*Page:*
* * * *

In the preferred embodiment, the stopper 16 is mounted such that in the closed position the bottom portion 16C of the stopper 16 extends through the opening 12E in the housing 12 and beyond the proximal end 12A approximately about 0.25 inches (0.64 cm). The stopper 16 extends beyond the proximal end 12A of the housing 12 a distance less than the distance between the proximal end 12A of the housing 12 and the end fitting 109 of the venturi tube 108 in the nozzle 100 when the assembly 10 is mounted on the dispensing end 104B of the nozzle 100 (FIG. 3). In the closed position, the top portion 16A of the stopper 16 preferably extends into the housing 12 such as to extend into the portion of the passage 12D surrounded by the apertures 12G in the sidewall 12C. In the preferred embodiment, when the stopper 16 is in the fully open position, the stopper 16 is completely within the area of the channel surrounded by the apertures 12G (FIG. 4). The stopper 16 is preferably constructed of nylon such as to be durable and lightweight. The stopper 16 may also be constructed of plastic or any other chemically-inert material which is also sparkless. Preferably, the stopper 16 is also lightweight and has a smooth outer surface such as to reduce the amount of friction between the outer surface of the stopper 16 and the sidewall 12C of the housing 12. The size and shape of the stopper 16 and the size and shape of the passage 12D of the housing 12 allow for sliding of the stopper 16 along the longitudinal axis A--A of the assembly 10.

The spring 18 of the valve 14 is preferably mounted between the top portion 16A of the stopper 16 and the distal end 12B of the housing 12. In the preferred embodiment, the spring 18 is a coil spring 18 with an outer diameter slightly smaller than the inner diameter of the housing 12 which allows the spring 18 to be inserted into the housing 12 through the opening 12E in the proximal end 12A of the housing 12. The spring 18 preferably has a force such as to move the stopper 16 toward the opening 12E in the proximal end 12A of the housing 12 when there is little or no liquid pressure pushing on the extreme end 16D of the bottom portion 16C of the stopper 16. In the preferred embodiment, the spring 18 has an outer diameter of 0.545 inches (1.384 cm), and a compressive force rating of 10 oz. The spring 18 is preferably constructed of 0.026 inches (0.066 cm) stainless steel wire.

* * * *

*What you have to do:*
Please continue the valve assembly description from the point where it stops. The data that comes next isn't needed.

*Data excerpt:*
* * * *

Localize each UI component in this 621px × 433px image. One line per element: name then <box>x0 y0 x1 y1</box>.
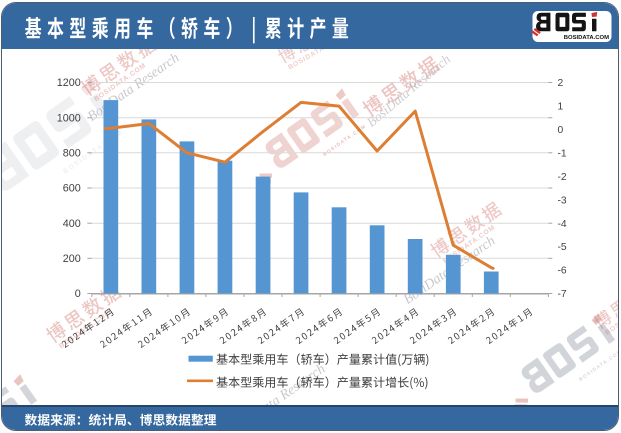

* * * *

*Task answer:*
An o-ring 20 is preferably mounted in the passage 12D of the housing 12 adjacent the threads 12F on the side opposite the proximal end 12A. The o-ring 20 preferably has an outer diameter slightly greater than the inner diameter of the housing 12. The inner diameter of the o-ring 20 is preferably smaller than the outer diameter of the stopper 16 such that the top portion 16A of the stopper 16 does not move beyond the o-ring 20 but such a size as to allow the middle portion 16B of the stopper 16 to extend beyond the o-ring 20. The o-ring 20 preferably has an outer diameter of 0.703 inches (1.786 cm) and an inner diameter of 0.563 inches (1.429 cm) and is 0.072 inches (0.183 cm) wide. The o-ring 20 is mounted in the housing 12 after the stopper 16 and the spring 18 are positioned in the passage 12D of the housing 12. When the assembly 10 is connected to the dispensing end 104B of the spout 104, the o-ring 20 is sandwiched between the end of the threaded connector 132 and the stopper 16 and acts as a seal such as to prevent liquid in the dispensing end 104B of the spout 104 from escaping around the stopper 16 when the stopper 16 is in the closed, deactivated position. The o-ring 20 is preferably constructed of vinton and is similar to conventional o-rings well known in the art.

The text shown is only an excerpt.